[YOUR INSTRUCTIONS]
The records that follow are to be repeated without alteration.

Source data:
........
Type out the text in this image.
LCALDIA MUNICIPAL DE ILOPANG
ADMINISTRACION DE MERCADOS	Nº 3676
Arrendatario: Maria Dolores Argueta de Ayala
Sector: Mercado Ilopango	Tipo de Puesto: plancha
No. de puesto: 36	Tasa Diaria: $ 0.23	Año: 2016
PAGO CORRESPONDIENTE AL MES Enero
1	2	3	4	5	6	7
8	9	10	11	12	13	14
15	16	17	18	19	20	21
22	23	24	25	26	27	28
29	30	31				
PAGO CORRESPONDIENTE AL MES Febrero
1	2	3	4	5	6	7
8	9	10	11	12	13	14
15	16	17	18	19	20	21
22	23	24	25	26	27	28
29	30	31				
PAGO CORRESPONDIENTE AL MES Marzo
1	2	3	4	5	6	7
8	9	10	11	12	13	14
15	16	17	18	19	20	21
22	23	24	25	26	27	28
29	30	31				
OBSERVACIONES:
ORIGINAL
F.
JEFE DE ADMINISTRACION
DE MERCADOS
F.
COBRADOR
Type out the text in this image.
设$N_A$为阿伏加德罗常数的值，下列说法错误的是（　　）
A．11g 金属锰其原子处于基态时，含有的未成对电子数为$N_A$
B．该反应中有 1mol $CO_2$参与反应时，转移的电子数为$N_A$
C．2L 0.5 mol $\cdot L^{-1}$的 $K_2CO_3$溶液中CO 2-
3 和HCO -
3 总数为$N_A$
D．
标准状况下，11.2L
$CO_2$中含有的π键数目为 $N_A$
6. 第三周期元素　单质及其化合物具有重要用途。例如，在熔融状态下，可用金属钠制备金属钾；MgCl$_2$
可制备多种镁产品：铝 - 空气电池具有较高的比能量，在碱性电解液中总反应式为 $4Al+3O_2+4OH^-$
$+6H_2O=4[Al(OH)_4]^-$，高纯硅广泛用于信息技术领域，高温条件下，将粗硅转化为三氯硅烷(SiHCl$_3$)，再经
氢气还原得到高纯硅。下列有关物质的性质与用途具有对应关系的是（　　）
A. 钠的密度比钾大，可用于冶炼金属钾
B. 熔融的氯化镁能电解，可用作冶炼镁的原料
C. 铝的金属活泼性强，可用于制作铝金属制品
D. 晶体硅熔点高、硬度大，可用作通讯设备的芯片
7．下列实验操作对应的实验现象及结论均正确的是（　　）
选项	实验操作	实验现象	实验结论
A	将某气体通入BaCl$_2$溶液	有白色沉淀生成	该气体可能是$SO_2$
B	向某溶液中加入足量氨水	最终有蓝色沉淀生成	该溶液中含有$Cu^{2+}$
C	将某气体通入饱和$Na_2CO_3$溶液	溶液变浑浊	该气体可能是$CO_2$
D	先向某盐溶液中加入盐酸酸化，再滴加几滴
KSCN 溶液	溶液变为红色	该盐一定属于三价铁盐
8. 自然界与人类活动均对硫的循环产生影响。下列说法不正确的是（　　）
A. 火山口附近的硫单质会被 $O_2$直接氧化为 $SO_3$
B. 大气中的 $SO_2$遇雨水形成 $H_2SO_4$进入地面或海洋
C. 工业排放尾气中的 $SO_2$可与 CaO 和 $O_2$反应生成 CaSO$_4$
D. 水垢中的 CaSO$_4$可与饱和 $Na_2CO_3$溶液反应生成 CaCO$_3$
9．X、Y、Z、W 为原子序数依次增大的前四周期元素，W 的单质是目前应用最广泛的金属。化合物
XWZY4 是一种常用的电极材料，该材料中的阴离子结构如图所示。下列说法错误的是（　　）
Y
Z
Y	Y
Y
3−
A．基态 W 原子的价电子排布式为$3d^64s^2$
........
[EXERCISE ANSWER]
Type out the text in this image.
LCALDIA MUNICIPAL DE ILOPANG
ADMINISTRACION DE MERCADOS	Nº 3676
Arrendatario: Maria Dolores Argueta de Ayala
Sector: Mercado Ilopango	Tipo de Puesto: plancha
No. de puesto: 36	Tasa Diaria: $ 0.23	Año: 2016
PAGO CORRESPONDIENTE AL MES Enero
1	2	3	4	5	6	7
8	9	10	11	12	13	14
15	16	17	18	19	20	21
22	23	24	25	26	27	28
29	30	31				
PAGO CORRESPONDIENTE AL MES Febrero
1	2	3	4	5	6	7
8	9	10	11	12	13	14
15	16	17	18	19	20	21
22	23	24	25	26	27	28
29	30	31				
PAGO CORRESPONDIENTE AL MES Marzo
1	2	3	4	5	6	7
8	9	10	11	12	13	14
15	16	17	18	19	20	21
22	23	24	25	26	27	28
29	30	31				
OBSERVACIONES:
ORIGINAL
F.
JEFE DE ADMINISTRACION
DE MERCADOS
F.
COBRADOR
Type out the text in this image.
设$N_A$为阿伏加德罗常数的值，下列说法错误的是（　　）
A．11g 金属锰其原子处于基态时，含有的未成对电子数为$N_A$
B．该反应中有 1mol $CO_2$参与反应时，转移的电子数为$N_A$
C．2L 0.5 mol $\cdot L^{-1}$的 $K_2CO_3$溶液中CO 2-
3 和HCO -
3 总数为$N_A$
D．
标准状况下，11.2L
$CO_2$中含有的π键数目为 $N_A$
6. 第三周期元素　单质及其化合物具有重要用途。例如，在熔融状态下，可用金属钠制备金属钾；MgCl$_2$
可制备多种镁产品：铝 - 空气电池具有较高的比能量，在碱性电解液中总反应式为 $4Al+3O_2+4OH^-$
$+6H_2O=4[Al(OH)_4]^-$，高纯硅广泛用于信息技术领域，高温条件下，将粗硅转化为三氯硅烷(SiHCl$_3$)，再经
氢气还原得到高纯硅。下列有关物质的性质与用途具有对应关系的是（　　）
A. 钠的密度比钾大，可用于冶炼金属钾
B. 熔融的氯化镁能电解，可用作冶炼镁的原料
C. 铝的金属活泼性强，可用于制作铝金属制品
D. 晶体硅熔点高、硬度大，可用作通讯设备的芯片
7．下列实验操作对应的实验现象及结论均正确的是（　　）
选项	实验操作	实验现象	实验结论
A	将某气体通入BaCl$_2$溶液	有白色沉淀生成	该气体可能是$SO_2$
B	向某溶液中加入足量氨水	最终有蓝色沉淀生成	该溶液中含有$Cu^{2+}$
C	将某气体通入饱和$Na_2CO_3$溶液	溶液变浑浊	该气体可能是$CO_2$
D	先向某盐溶液中加入盐酸酸化，再滴加几滴
KSCN 溶液	溶液变为红色	该盐一定属于三价铁盐
8. 自然界与人类活动均对硫的循环产生影响。下列说法不正确的是（　　）
A. 火山口附近的硫单质会被 $O_2$直接氧化为 $SO_3$
B. 大气中的 $SO_2$遇雨水形成 $H_2SO_4$进入地面或海洋
C. 工业排放尾气中的 $SO_2$可与 CaO 和 $O_2$反应生成 CaSO$_4$
D. 水垢中的 CaSO$_4$可与饱和 $Na_2CO_3$溶液反应生成 CaCO$_3$
9．X、Y、Z、W 为原子序数依次增大的前四周期元素，W 的单质是目前应用最广泛的金属。化合物
XWZY4 是一种常用的电极材料，该材料中的阴离子结构如图所示。下列说法错误的是（　　）
Y
Z
Y	Y
Y
3−
A．基态 W 原子的价电子排布式为$3d^64s^2$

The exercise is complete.